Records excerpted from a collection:
##########
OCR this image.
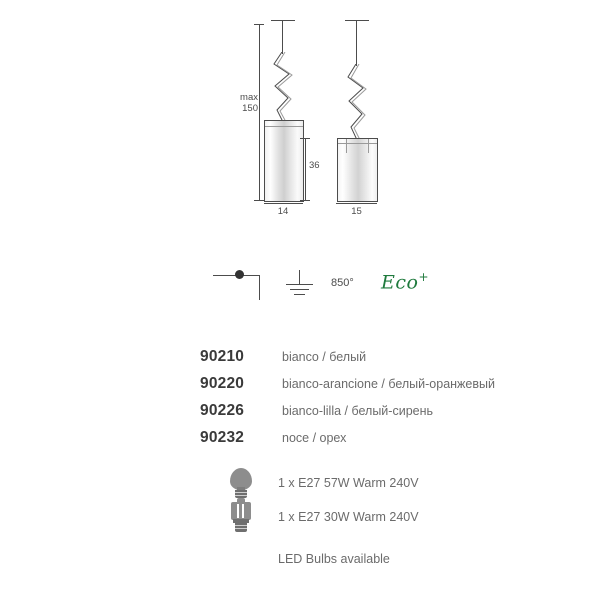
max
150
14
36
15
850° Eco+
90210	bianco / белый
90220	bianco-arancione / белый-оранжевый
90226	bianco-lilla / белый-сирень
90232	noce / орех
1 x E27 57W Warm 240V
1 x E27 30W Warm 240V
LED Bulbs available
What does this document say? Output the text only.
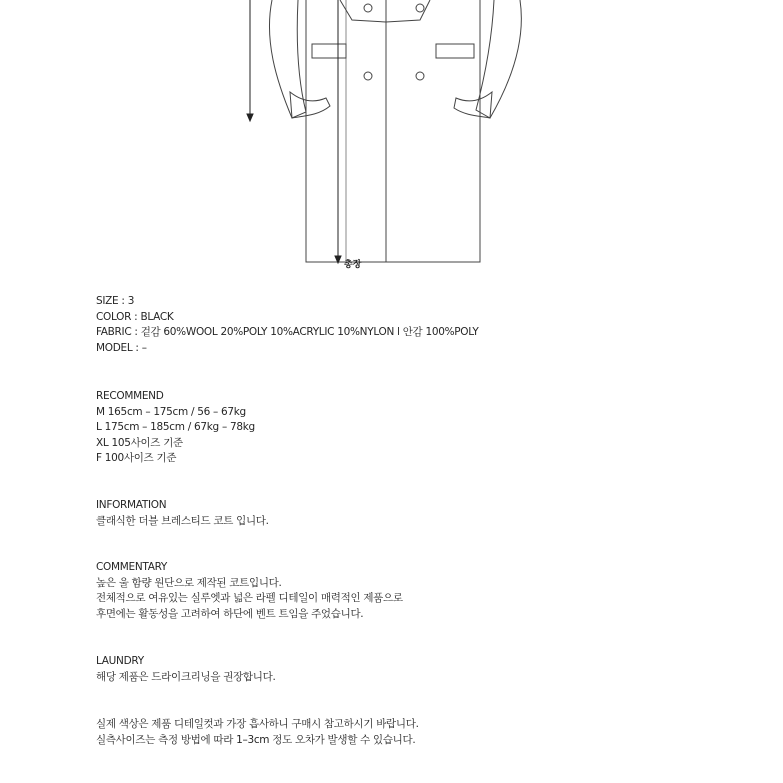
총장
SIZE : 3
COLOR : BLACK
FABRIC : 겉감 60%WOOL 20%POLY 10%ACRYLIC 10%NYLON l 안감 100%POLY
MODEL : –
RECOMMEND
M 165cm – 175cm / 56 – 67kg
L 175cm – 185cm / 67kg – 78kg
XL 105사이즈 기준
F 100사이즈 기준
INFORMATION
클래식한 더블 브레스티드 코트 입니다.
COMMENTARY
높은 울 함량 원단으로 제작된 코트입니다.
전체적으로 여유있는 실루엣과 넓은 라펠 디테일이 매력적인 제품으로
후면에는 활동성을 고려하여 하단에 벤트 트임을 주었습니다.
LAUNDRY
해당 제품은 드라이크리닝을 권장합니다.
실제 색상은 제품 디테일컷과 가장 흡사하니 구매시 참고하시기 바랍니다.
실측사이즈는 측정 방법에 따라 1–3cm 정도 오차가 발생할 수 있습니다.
##########
__THE REQUEST__. In the data above, find the line containing "What does this"; from there, please write out each line through the end, exactly, with the pictures omitted.

__ANSWER IN FULL__.
What does this document say? Output the text only.
총장
SIZE : 3
COLOR : BLACK
FABRIC : 겉감 60%WOOL 20%POLY 10%ACRYLIC 10%NYLON l 안감 100%POLY
MODEL : –
RECOMMEND
M 165cm – 175cm / 56 – 67kg
L 175cm – 185cm / 67kg – 78kg
XL 105사이즈 기준
F 100사이즈 기준
INFORMATION
클래식한 더블 브레스티드 코트 입니다.
COMMENTARY
높은 울 함량 원단으로 제작된 코트입니다.
전체적으로 여유있는 실루엣과 넓은 라펠 디테일이 매력적인 제품으로
후면에는 활동성을 고려하여 하단에 벤트 트임을 주었습니다.
LAUNDRY
해당 제품은 드라이크리닝을 권장합니다.
실제 색상은 제품 디테일컷과 가장 흡사하니 구매시 참고하시기 바랍니다.
실측사이즈는 측정 방법에 따라 1–3cm 정도 오차가 발생할 수 있습니다.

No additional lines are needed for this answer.